- _EXERCISE OBJECTIVE_:
Beginning with the line where "Enumerate this screenshot's" appears, repeat every remaining line of the entries exactly, the last line included.

■ ■ ■

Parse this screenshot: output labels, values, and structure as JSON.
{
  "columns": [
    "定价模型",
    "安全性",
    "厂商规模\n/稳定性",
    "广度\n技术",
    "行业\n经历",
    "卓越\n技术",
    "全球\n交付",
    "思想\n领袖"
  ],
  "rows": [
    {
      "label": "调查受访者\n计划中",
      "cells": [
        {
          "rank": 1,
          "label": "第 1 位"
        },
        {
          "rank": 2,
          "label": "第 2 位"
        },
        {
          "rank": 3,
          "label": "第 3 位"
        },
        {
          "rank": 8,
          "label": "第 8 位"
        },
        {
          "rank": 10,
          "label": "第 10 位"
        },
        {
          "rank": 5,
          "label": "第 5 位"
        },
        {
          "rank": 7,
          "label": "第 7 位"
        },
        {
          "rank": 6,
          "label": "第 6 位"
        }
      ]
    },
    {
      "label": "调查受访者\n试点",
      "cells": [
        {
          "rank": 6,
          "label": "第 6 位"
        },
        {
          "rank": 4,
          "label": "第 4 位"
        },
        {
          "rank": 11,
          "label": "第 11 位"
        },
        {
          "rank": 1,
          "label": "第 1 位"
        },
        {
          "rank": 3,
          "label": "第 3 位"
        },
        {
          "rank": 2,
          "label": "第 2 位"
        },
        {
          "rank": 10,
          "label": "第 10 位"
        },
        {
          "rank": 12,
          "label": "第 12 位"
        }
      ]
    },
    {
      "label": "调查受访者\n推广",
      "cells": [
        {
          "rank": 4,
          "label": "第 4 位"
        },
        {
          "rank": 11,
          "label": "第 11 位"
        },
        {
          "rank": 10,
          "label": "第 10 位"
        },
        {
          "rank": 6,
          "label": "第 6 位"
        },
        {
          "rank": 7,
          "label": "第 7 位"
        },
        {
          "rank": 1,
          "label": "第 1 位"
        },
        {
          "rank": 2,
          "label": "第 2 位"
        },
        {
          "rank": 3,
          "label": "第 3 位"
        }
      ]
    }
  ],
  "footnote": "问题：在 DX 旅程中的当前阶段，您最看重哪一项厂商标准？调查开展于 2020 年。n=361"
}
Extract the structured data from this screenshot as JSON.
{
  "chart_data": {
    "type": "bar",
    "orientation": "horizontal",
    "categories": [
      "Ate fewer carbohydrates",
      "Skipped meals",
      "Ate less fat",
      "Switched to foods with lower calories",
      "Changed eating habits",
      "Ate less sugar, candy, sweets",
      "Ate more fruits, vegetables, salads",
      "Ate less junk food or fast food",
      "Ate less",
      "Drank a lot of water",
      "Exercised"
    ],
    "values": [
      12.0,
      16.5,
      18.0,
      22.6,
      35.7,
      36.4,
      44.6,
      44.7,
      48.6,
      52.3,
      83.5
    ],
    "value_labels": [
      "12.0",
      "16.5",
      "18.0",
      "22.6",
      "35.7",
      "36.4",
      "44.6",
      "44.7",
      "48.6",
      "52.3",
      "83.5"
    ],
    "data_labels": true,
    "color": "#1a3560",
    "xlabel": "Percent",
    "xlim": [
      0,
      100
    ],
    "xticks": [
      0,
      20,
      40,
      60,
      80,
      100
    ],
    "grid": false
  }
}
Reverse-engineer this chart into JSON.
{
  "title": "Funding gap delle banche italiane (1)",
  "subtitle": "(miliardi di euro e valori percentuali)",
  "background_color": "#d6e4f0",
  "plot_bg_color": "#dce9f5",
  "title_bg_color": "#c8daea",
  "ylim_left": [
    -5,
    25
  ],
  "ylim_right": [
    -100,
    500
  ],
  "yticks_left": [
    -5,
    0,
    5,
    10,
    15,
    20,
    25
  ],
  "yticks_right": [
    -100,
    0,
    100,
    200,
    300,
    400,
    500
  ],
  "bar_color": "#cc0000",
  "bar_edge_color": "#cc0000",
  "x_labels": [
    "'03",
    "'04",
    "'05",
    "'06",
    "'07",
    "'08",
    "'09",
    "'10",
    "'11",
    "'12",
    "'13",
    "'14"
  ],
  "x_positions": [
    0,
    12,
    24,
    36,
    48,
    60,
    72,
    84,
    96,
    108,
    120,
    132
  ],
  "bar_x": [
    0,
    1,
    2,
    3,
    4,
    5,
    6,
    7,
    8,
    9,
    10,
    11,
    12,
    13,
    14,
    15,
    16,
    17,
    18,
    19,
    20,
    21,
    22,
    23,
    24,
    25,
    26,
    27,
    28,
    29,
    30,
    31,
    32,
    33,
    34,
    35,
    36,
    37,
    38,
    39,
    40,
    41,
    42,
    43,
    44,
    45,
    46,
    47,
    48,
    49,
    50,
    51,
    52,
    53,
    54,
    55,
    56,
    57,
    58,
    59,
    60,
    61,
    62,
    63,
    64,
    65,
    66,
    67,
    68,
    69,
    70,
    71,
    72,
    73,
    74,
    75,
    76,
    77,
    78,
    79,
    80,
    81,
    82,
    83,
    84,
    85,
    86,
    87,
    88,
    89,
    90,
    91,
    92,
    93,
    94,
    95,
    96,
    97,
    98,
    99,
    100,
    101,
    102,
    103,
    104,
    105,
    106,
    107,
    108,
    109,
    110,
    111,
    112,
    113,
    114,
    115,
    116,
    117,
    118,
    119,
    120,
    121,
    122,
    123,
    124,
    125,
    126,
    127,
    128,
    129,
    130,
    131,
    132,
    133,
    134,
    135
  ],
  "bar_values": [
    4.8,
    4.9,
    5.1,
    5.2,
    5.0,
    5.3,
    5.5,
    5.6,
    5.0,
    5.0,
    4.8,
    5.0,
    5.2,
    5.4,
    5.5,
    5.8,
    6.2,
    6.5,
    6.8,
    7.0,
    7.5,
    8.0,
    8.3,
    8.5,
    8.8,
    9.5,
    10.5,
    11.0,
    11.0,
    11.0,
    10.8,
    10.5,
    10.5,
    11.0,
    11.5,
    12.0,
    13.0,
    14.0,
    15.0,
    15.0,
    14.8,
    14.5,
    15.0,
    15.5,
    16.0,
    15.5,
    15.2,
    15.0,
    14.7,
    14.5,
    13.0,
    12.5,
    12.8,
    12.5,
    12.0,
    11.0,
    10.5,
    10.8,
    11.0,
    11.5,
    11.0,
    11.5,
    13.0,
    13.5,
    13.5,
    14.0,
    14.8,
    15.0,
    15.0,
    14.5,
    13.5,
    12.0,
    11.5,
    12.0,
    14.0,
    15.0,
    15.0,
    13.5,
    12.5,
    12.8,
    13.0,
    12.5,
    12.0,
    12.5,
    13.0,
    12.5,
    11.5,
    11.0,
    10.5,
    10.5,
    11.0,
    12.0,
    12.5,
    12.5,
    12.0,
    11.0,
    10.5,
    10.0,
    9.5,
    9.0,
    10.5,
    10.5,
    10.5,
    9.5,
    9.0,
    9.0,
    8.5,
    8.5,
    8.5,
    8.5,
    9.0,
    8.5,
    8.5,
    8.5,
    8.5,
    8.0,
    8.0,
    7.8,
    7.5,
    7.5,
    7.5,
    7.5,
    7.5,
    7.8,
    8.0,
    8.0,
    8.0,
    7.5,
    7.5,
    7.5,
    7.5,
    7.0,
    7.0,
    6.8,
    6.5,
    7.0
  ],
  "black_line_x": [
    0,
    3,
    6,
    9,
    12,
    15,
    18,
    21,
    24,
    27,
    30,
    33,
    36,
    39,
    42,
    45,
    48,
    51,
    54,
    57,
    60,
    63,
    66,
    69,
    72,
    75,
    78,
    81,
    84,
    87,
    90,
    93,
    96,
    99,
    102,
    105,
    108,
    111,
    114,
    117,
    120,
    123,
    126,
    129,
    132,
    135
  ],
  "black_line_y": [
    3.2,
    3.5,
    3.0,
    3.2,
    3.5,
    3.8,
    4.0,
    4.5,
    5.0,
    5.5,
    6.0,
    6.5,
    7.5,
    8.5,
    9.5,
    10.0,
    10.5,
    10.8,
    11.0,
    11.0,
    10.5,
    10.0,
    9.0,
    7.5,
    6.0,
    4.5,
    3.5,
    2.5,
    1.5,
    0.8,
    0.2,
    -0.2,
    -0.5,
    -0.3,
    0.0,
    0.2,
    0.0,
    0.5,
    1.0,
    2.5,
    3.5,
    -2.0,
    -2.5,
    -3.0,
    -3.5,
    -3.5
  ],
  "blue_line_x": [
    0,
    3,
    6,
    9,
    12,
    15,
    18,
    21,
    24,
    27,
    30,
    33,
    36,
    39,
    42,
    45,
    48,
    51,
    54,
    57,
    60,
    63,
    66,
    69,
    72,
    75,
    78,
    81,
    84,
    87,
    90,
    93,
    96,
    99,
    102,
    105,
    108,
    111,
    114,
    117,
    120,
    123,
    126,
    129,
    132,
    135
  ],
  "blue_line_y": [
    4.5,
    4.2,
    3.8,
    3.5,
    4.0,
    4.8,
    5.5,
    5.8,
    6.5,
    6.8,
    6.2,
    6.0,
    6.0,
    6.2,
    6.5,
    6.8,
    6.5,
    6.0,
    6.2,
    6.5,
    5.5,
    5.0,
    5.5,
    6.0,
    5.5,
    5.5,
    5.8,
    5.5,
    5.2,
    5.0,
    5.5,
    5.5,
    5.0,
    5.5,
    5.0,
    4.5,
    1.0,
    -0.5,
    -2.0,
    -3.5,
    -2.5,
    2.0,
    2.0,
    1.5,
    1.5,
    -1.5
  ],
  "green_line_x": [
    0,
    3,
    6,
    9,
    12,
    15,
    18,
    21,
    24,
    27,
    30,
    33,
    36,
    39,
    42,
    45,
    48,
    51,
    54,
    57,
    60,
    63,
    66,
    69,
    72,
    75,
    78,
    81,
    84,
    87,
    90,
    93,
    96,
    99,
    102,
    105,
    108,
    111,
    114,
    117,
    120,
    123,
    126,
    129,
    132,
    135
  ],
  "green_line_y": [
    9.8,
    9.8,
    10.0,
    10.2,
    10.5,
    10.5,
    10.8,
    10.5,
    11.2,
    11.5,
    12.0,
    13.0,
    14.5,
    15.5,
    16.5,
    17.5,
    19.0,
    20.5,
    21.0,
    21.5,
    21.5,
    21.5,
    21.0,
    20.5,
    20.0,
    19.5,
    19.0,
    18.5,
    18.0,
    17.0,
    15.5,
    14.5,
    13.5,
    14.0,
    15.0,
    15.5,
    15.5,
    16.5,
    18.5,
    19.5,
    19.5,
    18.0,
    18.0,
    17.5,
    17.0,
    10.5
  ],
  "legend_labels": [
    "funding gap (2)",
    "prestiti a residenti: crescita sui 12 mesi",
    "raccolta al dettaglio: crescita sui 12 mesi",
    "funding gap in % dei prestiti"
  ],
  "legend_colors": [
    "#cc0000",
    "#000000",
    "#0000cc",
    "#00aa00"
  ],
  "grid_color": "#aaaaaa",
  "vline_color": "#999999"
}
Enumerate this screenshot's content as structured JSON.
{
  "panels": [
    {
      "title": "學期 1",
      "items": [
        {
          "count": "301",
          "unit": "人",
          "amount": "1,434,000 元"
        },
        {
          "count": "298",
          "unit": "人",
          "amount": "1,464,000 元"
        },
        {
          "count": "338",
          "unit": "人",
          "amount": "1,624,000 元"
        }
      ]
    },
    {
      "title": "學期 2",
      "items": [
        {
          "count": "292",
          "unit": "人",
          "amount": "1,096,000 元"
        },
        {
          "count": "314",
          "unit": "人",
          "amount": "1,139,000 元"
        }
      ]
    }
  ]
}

■ ■ ■

- _SOLVED PROBLEM_:
Enumerate this screenshot's content as structured JSON.
{
  "panels": [
    {
      "title": "學期 1",
      "items": [
        {
          "count": "301",
          "unit": "人",
          "amount": "1,434,000 元"
        },
        {
          "count": "298",
          "unit": "人",
          "amount": "1,464,000 元"
        },
        {
          "count": "338",
          "unit": "人",
          "amount": "1,624,000 元"
        }
      ]
    },
    {
      "title": "學期 2",
      "items": [
        {
          "count": "292",
          "unit": "人",
          "amount": "1,096,000 元"
        },
        {
          "count": "314",
          "unit": "人",
          "amount": "1,139,000 元"
        }
      ]
    }
  ]
}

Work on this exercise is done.